◆ Set task ◆
Copy nothing but the text: reproduce each line of the listing exactly and leave the pictures out.

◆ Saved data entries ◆
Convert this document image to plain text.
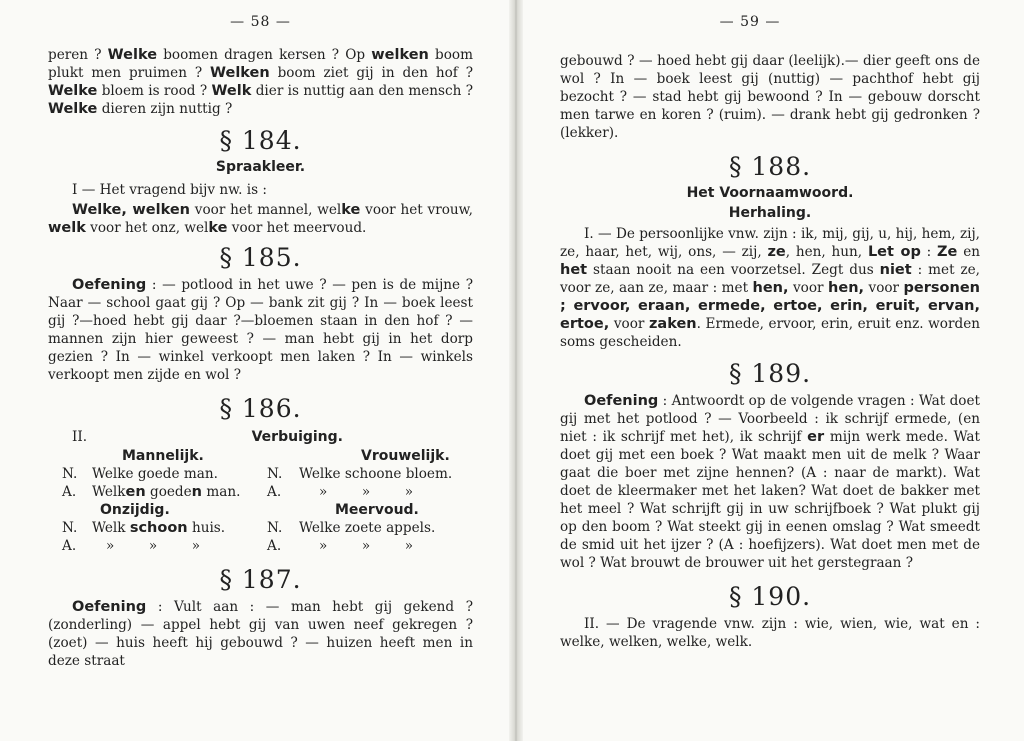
— 58 —

peren ? Welke boomen dragen kersen ? Op welken boom plukt men pruimen ? Welken boom ziet gij in den hof ? Welke bloem is rood ? Welk dier is nuttig aan den mensch ? Welke dieren zijn nuttig ?

§ 184.
Spraakleer.

I — Het vragend bijv nw. is :

Welke, welken voor het mannel, welke voor het vrouw, welk voor het onz, welke voor het meervoud.

§ 185.

Oefening : — potlood in het uwe ? — pen is de mijne ? Naar — school gaat gij ? Op — bank zit gij ? In — boek leest gij ?—hoed hebt gij daar ?—bloemen staan in den hof ? — mannen zijn hier geweest ? — man hebt gij in het dorp gezien ? In — winkel verkoopt men laken ? In — winkels verkoopt men zijde en wol ?

§ 186.
II.	Verbuiging.
	Mannelijk.		Vrouwelijk.
N.	Welke goede man.	N.	Welke schoone bloem.
A.	Welken goeden man.	A.	»        »        »
	Onzijdig.		Meervoud.
N.	Welk schoon huis.	N.	Welke zoete appels.
A.	»        »        »	A.	»        »        »
§ 187.

Oefening : Vult aan : — man hebt gij gekend ? (zonderling) — appel hebt gij van uwen neef gekregen ? (zoet) — huis heeft hij gebouwd ? — huizen heeft men in deze straat

— 59 —

gebouwd ? — hoed hebt gij daar (leelijk).— dier geeft ons de wol ? In — boek leest gij (nuttig) — pachthof hebt gij bezocht ? — stad hebt gij bewoond ? In — gebouw dorscht men tarwe en koren ? (ruim). — drank hebt gij gedronken ? (lekker).

§ 188.
Het Voornaamwoord.
Herhaling.

I. — De persoonlijke vnw. zijn : ik, mij, gij, u, hij, hem, zij, ze, haar, het, wij, ons, — zij, ze, hen, hun, Let op : Ze en het staan nooit na een voorzetsel. Zegt dus niet : met ze, voor ze, aan ze, maar : met hen, voor hen, voor personen ; ervoor, eraan, ermede, ertoe, erin, eruit, ervan, ertoe, voor zaken. Ermede, ervoor, erin, eruit enz. worden soms gescheiden.

§ 189.

Oefening : Antwoordt op de volgende vragen : Wat doet gij met het potlood ? — Voorbeeld : ik schrijf ermede, (en niet : ik schrijf met het), ik schrijf er mijn werk mede. Wat doet gij met een boek ? Wat maakt men uit de melk ? Waar gaat die boer met zijne hennen? (A : naar de markt). Wat doet de kleermaker met het laken? Wat doet de bakker met het meel ? Wat schrijft gij in uw schrijfboek ? Wat plukt gij op den boom ? Wat steekt gij in eenen omslag ? Wat smeedt de smid uit het ijzer ? (A : hoefijzers). Wat doet men met de wol ? Wat brouwt de brouwer uit het gerstegraan ?

§ 190.

II. — De vragende vnw. zijn : wie, wien, wie, wat en : welke, welken, welke, welk.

◆ Output below ◆
Convert this document image to plain text.
— 58 —

peren ? Welke boomen dragen kersen ? Op welken boom plukt men pruimen ? Welken boom ziet gij in den hof ? Welke bloem is rood ? Welk dier is nuttig aan den mensch ? Welke dieren zijn nuttig ?

§ 184.
Spraakleer.

I — Het vragend bijv nw. is :

Welke, welken voor het mannel, welke voor het vrouw, welk voor het onz, welke voor het meervoud.

§ 185.

Oefening : — potlood in het uwe ? — pen is de mijne ? Naar — school gaat gij ? Op — bank zit gij ? In — boek leest gij ?—hoed hebt gij daar ?—bloemen staan in den hof ? — mannen zijn hier geweest ? — man hebt gij in het dorp gezien ? In — winkel verkoopt men laken ? In — winkels verkoopt men zijde en wol ?

§ 186.
II.	Verbuiging.
	Mannelijk.		Vrouwelijk.
N.	Welke goede man.	N.	Welke schoone bloem.
A.	Welken goeden man.	A.	»        »        »
	Onzijdig.		Meervoud.
N.	Welk schoon huis.	N.	Welke zoete appels.
A.	»        »        »	A.	»        »        »
§ 187.

Oefening : Vult aan : — man hebt gij gekend ? (zonderling) — appel hebt gij van uwen neef gekregen ? (zoet) — huis heeft hij gebouwd ? — huizen heeft men in deze straat

— 59 —

gebouwd ? — hoed hebt gij daar (leelijk).— dier geeft ons de wol ? In — boek leest gij (nuttig) — pachthof hebt gij bezocht ? — stad hebt gij bewoond ? In — gebouw dorscht men tarwe en koren ? (ruim). — drank hebt gij gedronken ? (lekker).

§ 188.
Het Voornaamwoord.
Herhaling.

I. — De persoonlijke vnw. zijn : ik, mij, gij, u, hij, hem, zij, ze, haar, het, wij, ons, — zij, ze, hen, hun, Let op : Ze en het staan nooit na een voorzetsel. Zegt dus niet : met ze, voor ze, aan ze, maar : met hen, voor hen, voor personen ; ervoor, eraan, ermede, ertoe, erin, eruit, ervan, ertoe, voor zaken. Ermede, ervoor, erin, eruit enz. worden soms gescheiden.

§ 189.

Oefening : Antwoordt op de volgende vragen : Wat doet gij met het potlood ? — Voorbeeld : ik schrijf ermede, (en niet : ik schrijf met het), ik schrijf er mijn werk mede. Wat doet gij met een boek ? Wat maakt men uit de melk ? Waar gaat die boer met zijne hennen? (A : naar de markt). Wat doet de kleermaker met het laken? Wat doet de bakker met het meel ? Wat schrijft gij in uw schrijfboek ? Wat plukt gij op den boom ? Wat steekt gij in eenen omslag ? Wat smeedt de smid uit het ijzer ? (A : hoefijzers). Wat doet men met de wol ? Wat brouwt de brouwer uit het gerstegraan ?

§ 190.

II. — De vragende vnw. zijn : wie, wien, wie, wat en : welke, welken, welke, welk.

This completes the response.